### [Set exercise]
Convert every line of the layout region records below into a JSON list of strings, one string per line, leaving out blank lines.

### [Layout region records]

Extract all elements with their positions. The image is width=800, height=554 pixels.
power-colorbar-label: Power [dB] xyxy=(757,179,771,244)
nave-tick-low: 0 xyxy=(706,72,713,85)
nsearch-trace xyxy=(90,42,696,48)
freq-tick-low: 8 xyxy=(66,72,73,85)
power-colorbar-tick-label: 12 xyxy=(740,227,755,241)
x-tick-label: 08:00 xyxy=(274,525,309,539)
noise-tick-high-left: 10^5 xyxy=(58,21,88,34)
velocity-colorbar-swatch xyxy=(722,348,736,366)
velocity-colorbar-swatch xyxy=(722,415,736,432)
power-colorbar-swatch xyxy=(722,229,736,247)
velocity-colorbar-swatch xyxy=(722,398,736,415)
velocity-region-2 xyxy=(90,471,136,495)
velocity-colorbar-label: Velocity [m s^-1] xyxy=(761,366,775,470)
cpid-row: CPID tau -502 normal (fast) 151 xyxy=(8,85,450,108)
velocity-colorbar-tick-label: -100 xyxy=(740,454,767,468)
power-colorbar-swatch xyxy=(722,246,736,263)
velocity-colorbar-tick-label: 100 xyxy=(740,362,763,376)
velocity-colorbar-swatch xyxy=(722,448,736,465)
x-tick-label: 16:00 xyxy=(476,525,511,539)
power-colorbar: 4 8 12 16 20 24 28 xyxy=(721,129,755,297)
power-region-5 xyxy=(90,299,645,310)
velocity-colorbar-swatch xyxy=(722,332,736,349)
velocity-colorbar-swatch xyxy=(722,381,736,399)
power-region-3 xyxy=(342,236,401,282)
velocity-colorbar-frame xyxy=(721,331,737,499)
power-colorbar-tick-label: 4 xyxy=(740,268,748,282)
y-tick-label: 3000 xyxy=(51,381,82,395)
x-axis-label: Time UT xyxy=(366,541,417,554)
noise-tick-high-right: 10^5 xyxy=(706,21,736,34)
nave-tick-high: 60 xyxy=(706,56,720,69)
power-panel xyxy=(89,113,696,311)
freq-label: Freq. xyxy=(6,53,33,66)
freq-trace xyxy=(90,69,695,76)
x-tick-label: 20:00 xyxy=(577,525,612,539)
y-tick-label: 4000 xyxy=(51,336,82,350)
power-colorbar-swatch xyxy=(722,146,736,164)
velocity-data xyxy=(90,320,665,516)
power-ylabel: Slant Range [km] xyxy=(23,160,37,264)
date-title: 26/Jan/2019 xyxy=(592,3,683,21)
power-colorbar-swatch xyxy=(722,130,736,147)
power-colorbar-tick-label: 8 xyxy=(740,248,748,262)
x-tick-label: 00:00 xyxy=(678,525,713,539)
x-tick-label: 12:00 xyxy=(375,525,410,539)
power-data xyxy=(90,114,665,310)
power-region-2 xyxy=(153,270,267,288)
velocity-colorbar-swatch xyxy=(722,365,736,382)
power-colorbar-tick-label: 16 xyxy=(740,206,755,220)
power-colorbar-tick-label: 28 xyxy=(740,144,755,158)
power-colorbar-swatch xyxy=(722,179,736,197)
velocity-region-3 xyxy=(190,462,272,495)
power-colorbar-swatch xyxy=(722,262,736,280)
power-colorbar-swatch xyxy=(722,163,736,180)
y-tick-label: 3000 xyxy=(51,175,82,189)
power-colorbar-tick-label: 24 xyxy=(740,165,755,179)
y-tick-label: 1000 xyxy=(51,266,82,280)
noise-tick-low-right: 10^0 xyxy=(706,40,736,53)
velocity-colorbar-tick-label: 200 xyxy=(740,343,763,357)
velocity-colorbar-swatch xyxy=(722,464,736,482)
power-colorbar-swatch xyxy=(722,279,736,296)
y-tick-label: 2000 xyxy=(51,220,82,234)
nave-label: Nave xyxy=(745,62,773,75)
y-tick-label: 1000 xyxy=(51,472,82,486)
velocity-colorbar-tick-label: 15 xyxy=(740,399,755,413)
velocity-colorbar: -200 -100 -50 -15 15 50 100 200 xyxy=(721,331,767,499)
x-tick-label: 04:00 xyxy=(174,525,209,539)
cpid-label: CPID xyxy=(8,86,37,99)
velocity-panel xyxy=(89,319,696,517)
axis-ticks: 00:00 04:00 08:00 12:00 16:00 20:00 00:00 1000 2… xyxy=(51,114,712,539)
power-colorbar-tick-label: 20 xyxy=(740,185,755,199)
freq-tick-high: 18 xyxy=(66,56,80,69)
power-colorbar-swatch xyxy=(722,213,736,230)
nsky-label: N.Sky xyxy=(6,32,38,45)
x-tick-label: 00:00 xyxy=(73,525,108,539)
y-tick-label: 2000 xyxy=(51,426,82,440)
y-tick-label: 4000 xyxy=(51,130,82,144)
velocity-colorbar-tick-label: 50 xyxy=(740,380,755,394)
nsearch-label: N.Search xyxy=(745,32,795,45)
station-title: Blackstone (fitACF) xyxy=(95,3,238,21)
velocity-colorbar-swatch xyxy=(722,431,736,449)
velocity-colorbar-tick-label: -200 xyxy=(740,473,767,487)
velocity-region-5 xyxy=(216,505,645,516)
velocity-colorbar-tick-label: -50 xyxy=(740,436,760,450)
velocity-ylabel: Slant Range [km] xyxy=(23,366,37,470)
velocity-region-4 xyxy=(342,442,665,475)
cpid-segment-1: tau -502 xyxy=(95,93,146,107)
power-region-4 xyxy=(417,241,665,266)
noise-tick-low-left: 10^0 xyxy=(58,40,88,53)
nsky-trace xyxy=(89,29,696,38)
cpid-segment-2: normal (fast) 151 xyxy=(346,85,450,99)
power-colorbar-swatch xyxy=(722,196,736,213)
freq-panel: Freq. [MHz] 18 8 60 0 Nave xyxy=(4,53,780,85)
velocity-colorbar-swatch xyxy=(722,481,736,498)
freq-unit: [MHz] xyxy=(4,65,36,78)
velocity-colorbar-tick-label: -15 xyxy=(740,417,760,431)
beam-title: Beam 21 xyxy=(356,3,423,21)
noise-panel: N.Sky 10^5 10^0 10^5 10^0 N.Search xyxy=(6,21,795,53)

### [Answer for the task]
[
  "Extract all elements with their positions. The image is width=800, height=554 pixels.",
  "power-colorbar-label: Power [dB] xyxy=(757,179,771,244)",
  "nave-tick-low: 0 xyxy=(706,72,713,85)",
  "nsearch-trace xyxy=(90,42,696,48)",
  "freq-tick-low: 8 xyxy=(66,72,73,85)",
  "power-colorbar-tick-label: 12 xyxy=(740,227,755,241)",
  "x-tick-label: 08:00 xyxy=(274,525,309,539)",
  "noise-tick-high-left: 10^5 xyxy=(58,21,88,34)",
  "velocity-colorbar-swatch xyxy=(722,348,736,366)",
  "velocity-colorbar-swatch xyxy=(722,415,736,432)",
  "power-colorbar-swatch xyxy=(722,229,736,247)",
  "velocity-colorbar-swatch xyxy=(722,398,736,415)",
  "velocity-region-2 xyxy=(90,471,136,495)",
  "velocity-colorbar-label: Velocity [m s^-1] xyxy=(761,366,775,470)",
  "cpid-row: CPID tau -502 normal (fast) 151 xyxy=(8,85,450,108)",
  "velocity-colorbar-tick-label: -100 xyxy=(740,454,767,468)",
  "power-colorbar-swatch xyxy=(722,246,736,263)",
  "velocity-colorbar-tick-label: 100 xyxy=(740,362,763,376)",
  "velocity-colorbar-swatch xyxy=(722,448,736,465)",
  "x-tick-label: 16:00 xyxy=(476,525,511,539)",
  "power-colorbar: 4 8 12 16 20 24 28 xyxy=(721,129,755,297)",
  "power-region-5 xyxy=(90,299,645,310)",
  "velocity-colorbar-swatch xyxy=(722,332,736,349)",
  "velocity-colorbar-swatch xyxy=(722,381,736,399)",
  "power-region-3 xyxy=(342,236,401,282)",
  "velocity-colorbar-frame xyxy=(721,331,737,499)",
  "power-colorbar-tick-label: 4 xyxy=(740,268,748,282)",
  "y-tick-label: 3000 xyxy=(51,381,82,395)",
  "x-axis-label: Time UT xyxy=(366,541,417,554)",
  "noise-tick-high-right: 10^5 xyxy=(706,21,736,34)",
  "nave-tick-high: 60 xyxy=(706,56,720,69)",
  "power-panel xyxy=(89,113,696,311)",
  "freq-label: Freq. xyxy=(6,53,33,66)",
  "freq-trace xyxy=(90,69,695,76)",
  "x-tick-label: 20:00 xyxy=(577,525,612,539)",
  "y-tick-label: 4000 xyxy=(51,336,82,350)",
  "power-colorbar-swatch xyxy=(722,146,736,164)",
  "velocity-data xyxy=(90,320,665,516)",
  "power-ylabel: Slant Range [km] xyxy=(23,160,37,264)",
  "date-title: 26/Jan/2019 xyxy=(592,3,683,21)",
  "power-colorbar-swatch xyxy=(722,130,736,147)",
  "power-colorbar-tick-label: 8 xyxy=(740,248,748,262)",
  "x-tick-label: 00:00 xyxy=(678,525,713,539)",
  "x-tick-label: 12:00 xyxy=(375,525,410,539)",
  "power-data xyxy=(90,114,665,310)",
  "power-region-2 xyxy=(153,270,267,288)",
  "velocity-colorbar-swatch xyxy=(722,365,736,382)",
  "power-colorbar-tick-label: 16 xyxy=(740,206,755,220)",
  "power-colorbar-tick-label: 28 xyxy=(740,144,755,158)",
  "power-colorbar-swatch xyxy=(722,179,736,197)",
  "velocity-region-3 xyxy=(190,462,272,495)",
  "power-colorbar-swatch xyxy=(722,262,736,280)",
  "power-colorbar-swatch xyxy=(722,163,736,180)",
  "y-tick-label: 3000 xyxy=(51,175,82,189)",
  "power-colorbar-tick-label: 24 xyxy=(740,165,755,179)",
  "y-tick-label: 1000 xyxy=(51,266,82,280)",
  "noise-tick-low-right: 10^0 xyxy=(706,40,736,53)",
  "velocity-colorbar-tick-label: 200 xyxy=(740,343,763,357)",
  "velocity-colorbar-swatch xyxy=(722,464,736,482)",
  "power-colorbar-swatch xyxy=(722,279,736,296)",
  "y-tick-label: 2000 xyxy=(51,220,82,234)",
  "nave-label: Nave xyxy=(745,62,773,75)",
  "y-tick-label: 1000 xyxy=(51,472,82,486)",
  "velocity-colorbar-tick-label: 15 xyxy=(740,399,755,413)",
  "velocity-colorbar: -200 -100 -50 -15 15 50 100 200 xyxy=(721,331,767,499)",
  "x-tick-label: 04:00 xyxy=(174,525,209,539)",
  "cpid-label: CPID xyxy=(8,86,37,99)",
  "velocity-panel xyxy=(89,319,696,517)",
  "axis-ticks: 00:00 04:00 08:00 12:00 16:00 20:00 00:00 1000 2… xyxy=(51,114,712,539)",
  "power-colorbar-tick-label: 20 xyxy=(740,185,755,199)",
  "freq-tick-high: 18 xyxy=(66,56,80,69)",
  "power-colorbar-swatch xyxy=(722,213,736,230)",
  "nsky-label: N.Sky xyxy=(6,32,38,45)",
  "x-tick-label: 00:00 xyxy=(73,525,108,539)",
  "y-tick-label: 2000 xyxy=(51,426,82,440)",
  "y-tick-label: 4000 xyxy=(51,130,82,144)",
  "velocity-colorbar-tick-label: 50 xyxy=(740,380,755,394)",
  "nsearch-label: N.Search xyxy=(745,32,795,45)",
  "station-title: Blackstone (fitACF) xyxy=(95,3,238,21)",
  "velocity-colorbar-swatch xyxy=(722,431,736,449)",
  "velocity-colorbar-tick-label: -200 xyxy=(740,473,767,487)",
  "velocity-region-5 xyxy=(216,505,645,516)",
  "velocity-colorbar-tick-label: -50 xyxy=(740,436,760,450)",
  "velocity-ylabel: Slant Range [km] xyxy=(23,366,37,470)",
  "velocity-region-4 xyxy=(342,442,665,475)",
  "cpid-segment-1: tau -502 xyxy=(95,93,146,107)",
  "power-region-4 xyxy=(417,241,665,266)",
  "noise-tick-low-left: 10^0 xyxy=(58,40,88,53)",
  "nsky-trace xyxy=(89,29,696,38)",
  "cpid-segment-2: normal (fast) 151 xyxy=(346,85,450,99)",
  "power-colorbar-swatch xyxy=(722,196,736,213)",
  "freq-panel: Freq. [MHz] 18 8 60 0 Nave xyxy=(4,53,780,85)",
  "velocity-colorbar-swatch xyxy=(722,481,736,498)",
  "freq-unit: [MHz] xyxy=(4,65,36,78)",
  "velocity-colorbar-tick-label: -15 xyxy=(740,417,760,431)",
  "beam-title: Beam 21 xyxy=(356,3,423,21)",
  "noise-panel: N.Sky 10^5 10^0 10^5 10^0 N.Search xyxy=(6,21,795,53)"
]